* **Short problem**
Extract each line holding the word "platform" from the entries.

* **Data provided**
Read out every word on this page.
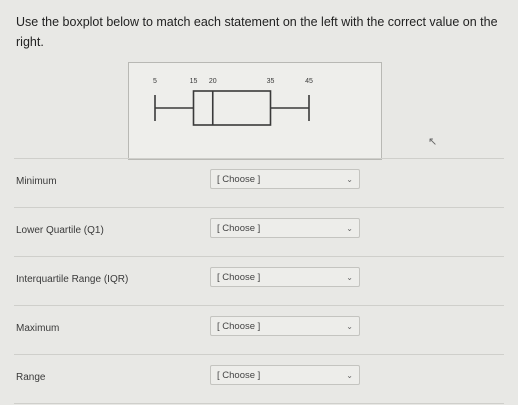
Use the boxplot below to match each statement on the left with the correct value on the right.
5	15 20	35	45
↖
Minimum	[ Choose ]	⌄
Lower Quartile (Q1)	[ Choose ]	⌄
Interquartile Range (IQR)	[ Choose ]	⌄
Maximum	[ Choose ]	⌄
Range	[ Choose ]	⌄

* * *

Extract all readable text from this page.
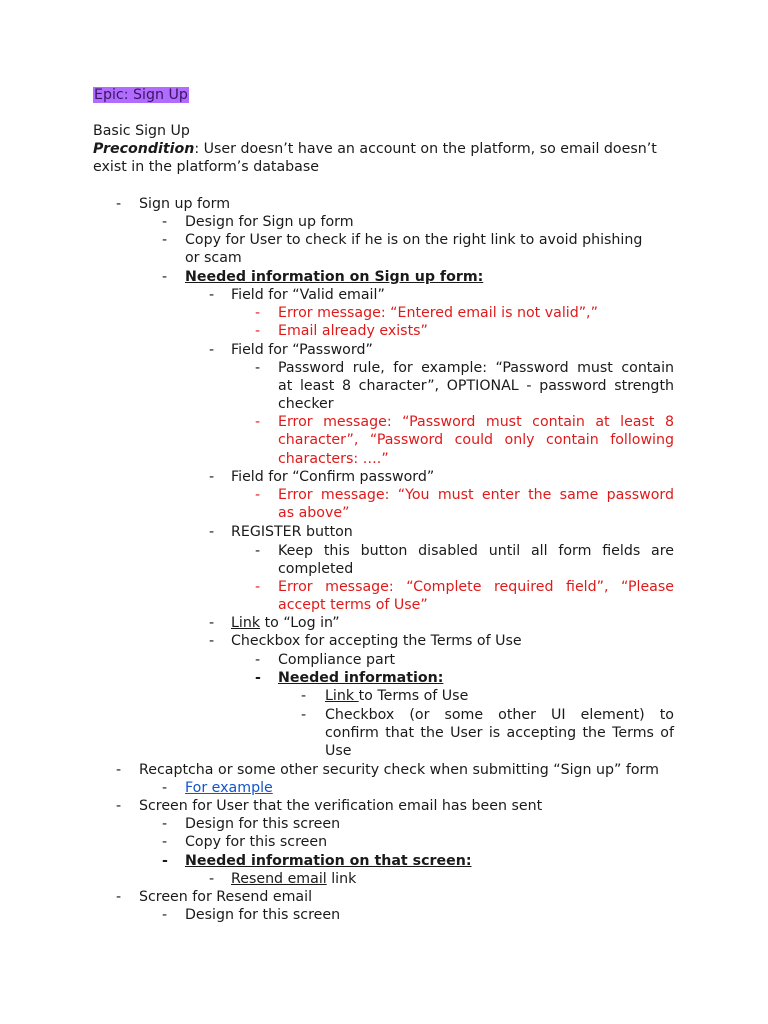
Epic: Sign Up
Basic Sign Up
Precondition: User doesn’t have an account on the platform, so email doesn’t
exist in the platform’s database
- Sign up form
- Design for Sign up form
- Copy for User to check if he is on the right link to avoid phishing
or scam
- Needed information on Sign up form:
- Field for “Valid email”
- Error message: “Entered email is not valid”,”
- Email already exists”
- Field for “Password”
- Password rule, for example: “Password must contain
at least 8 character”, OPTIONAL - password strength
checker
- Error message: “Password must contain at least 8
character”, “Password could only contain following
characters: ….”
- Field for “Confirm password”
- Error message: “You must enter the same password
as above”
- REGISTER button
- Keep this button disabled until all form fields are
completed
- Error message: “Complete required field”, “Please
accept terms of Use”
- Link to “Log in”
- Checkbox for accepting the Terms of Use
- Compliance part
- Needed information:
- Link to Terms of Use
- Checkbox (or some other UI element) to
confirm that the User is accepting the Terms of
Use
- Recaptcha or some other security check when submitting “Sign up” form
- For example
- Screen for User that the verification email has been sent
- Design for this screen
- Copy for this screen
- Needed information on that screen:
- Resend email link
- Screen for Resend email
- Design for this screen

* **Finished answer**
Precondition: User doesn’t have an account on the platform, so email doesn’t
exist in the platform’s database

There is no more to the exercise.